Aim – Spot each line in the records below where the word "concepts" occurs, then copy it.

Saved entries –
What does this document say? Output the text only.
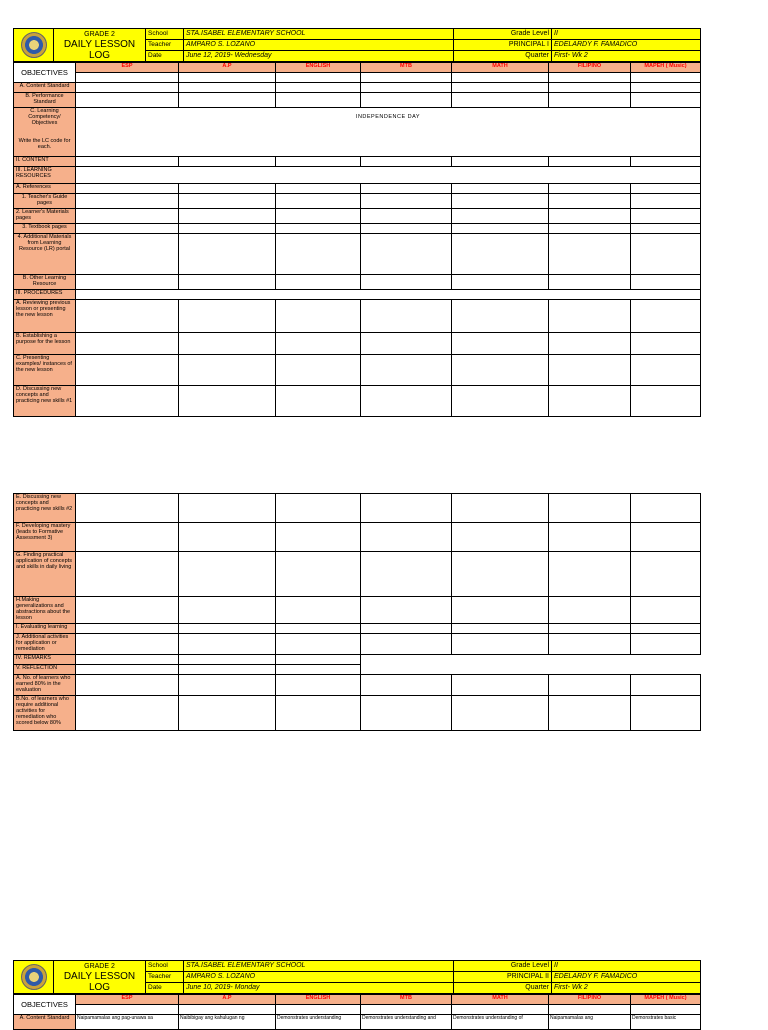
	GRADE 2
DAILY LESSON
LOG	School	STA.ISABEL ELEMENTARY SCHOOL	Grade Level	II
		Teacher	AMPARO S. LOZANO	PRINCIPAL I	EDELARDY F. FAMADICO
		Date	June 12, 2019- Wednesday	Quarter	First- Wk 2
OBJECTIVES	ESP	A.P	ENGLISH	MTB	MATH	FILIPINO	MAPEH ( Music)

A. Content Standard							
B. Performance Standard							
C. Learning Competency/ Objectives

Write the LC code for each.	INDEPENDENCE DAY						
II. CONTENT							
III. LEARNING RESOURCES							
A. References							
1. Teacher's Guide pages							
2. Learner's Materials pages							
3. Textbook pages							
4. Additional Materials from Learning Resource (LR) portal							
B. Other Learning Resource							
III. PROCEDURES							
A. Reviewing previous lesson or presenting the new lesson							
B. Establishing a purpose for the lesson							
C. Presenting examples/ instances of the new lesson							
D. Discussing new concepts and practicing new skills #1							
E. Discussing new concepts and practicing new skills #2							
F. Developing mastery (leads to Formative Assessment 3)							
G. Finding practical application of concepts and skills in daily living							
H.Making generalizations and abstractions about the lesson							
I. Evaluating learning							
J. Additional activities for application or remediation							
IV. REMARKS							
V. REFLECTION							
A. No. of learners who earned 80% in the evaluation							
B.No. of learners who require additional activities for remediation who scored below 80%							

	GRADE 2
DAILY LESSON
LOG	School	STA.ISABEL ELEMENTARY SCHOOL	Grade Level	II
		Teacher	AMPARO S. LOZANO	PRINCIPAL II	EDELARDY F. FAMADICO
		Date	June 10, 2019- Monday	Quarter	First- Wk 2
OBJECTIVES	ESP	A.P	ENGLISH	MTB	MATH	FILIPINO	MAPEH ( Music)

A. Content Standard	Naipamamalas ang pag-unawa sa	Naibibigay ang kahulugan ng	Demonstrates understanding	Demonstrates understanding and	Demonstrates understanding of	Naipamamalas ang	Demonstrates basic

* * *

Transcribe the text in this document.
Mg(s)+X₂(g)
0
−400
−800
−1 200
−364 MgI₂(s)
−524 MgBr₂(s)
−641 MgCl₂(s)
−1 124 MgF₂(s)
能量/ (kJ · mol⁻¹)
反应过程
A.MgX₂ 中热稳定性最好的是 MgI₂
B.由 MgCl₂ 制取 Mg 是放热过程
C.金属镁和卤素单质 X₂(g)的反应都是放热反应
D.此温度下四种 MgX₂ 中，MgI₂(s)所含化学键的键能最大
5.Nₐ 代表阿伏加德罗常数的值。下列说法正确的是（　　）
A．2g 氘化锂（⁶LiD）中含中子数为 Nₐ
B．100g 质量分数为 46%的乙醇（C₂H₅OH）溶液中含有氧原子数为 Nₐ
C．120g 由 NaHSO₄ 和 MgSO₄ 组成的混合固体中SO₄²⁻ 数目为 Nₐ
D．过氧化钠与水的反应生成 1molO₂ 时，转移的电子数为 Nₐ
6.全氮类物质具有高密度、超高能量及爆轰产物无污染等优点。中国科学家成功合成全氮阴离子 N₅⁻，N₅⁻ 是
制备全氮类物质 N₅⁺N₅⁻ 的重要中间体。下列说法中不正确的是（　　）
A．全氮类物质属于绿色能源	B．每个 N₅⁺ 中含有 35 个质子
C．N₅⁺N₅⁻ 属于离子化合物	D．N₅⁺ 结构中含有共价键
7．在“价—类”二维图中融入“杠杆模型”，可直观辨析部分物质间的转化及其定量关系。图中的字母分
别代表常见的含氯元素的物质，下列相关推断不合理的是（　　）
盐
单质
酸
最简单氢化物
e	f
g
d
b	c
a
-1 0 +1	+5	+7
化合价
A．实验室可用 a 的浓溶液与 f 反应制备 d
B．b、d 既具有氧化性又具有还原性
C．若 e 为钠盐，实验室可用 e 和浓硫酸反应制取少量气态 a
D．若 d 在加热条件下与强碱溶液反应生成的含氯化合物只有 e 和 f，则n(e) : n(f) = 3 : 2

* * *

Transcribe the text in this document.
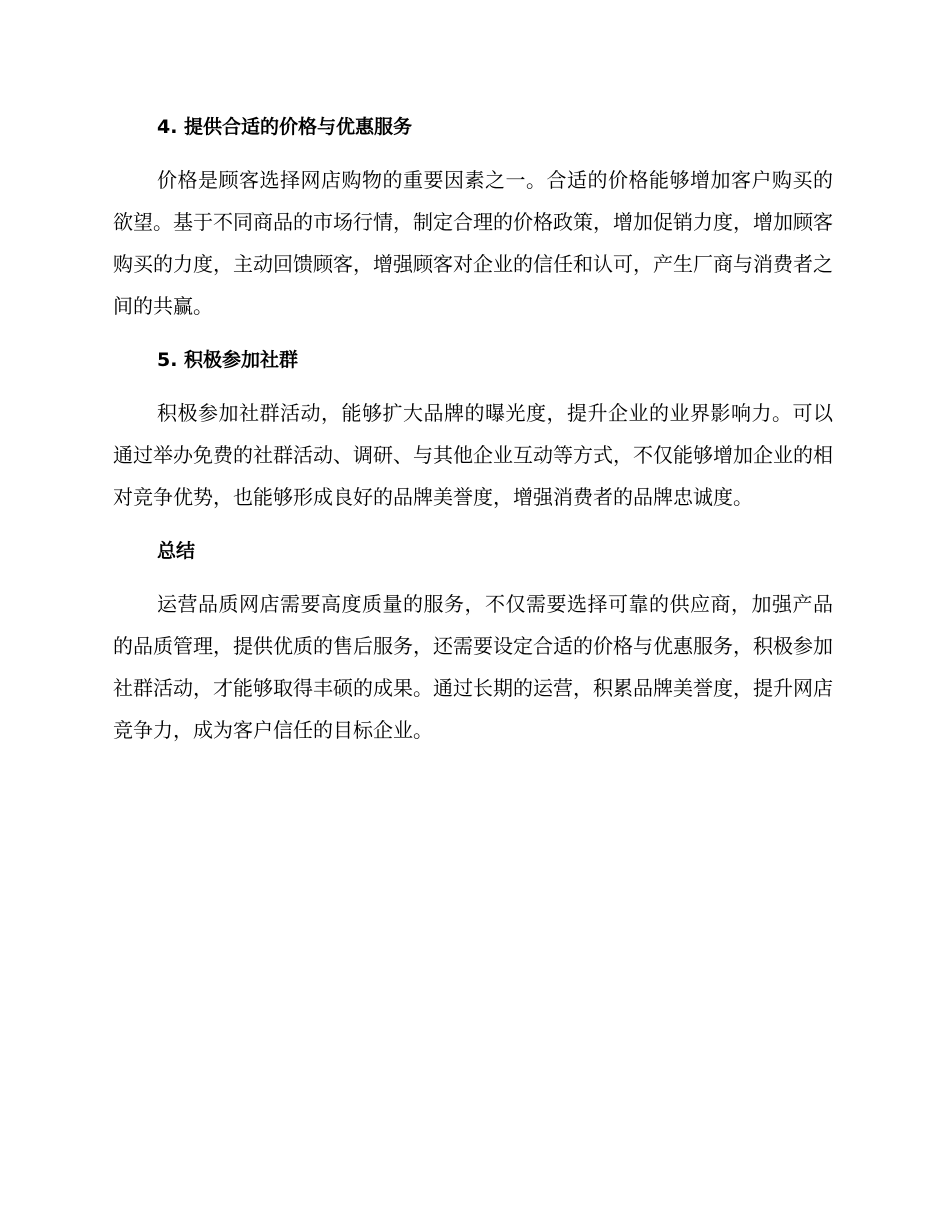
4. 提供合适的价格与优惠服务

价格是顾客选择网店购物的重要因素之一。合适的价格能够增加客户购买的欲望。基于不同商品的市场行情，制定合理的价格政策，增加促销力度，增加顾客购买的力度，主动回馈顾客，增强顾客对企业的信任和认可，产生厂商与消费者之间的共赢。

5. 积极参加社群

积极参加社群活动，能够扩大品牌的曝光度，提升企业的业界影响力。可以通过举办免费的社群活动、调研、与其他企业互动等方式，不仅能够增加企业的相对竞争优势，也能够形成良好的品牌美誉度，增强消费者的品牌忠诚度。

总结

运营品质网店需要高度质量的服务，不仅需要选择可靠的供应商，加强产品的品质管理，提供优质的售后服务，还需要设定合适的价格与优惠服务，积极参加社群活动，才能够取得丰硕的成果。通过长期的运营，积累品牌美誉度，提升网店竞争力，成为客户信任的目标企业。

Solution to this problem –
D. Discussing new concepts and practicing new skills #1							
E. Discussing new concepts and practicing new skills #2							
G. Finding practical application of concepts and skills in daily living							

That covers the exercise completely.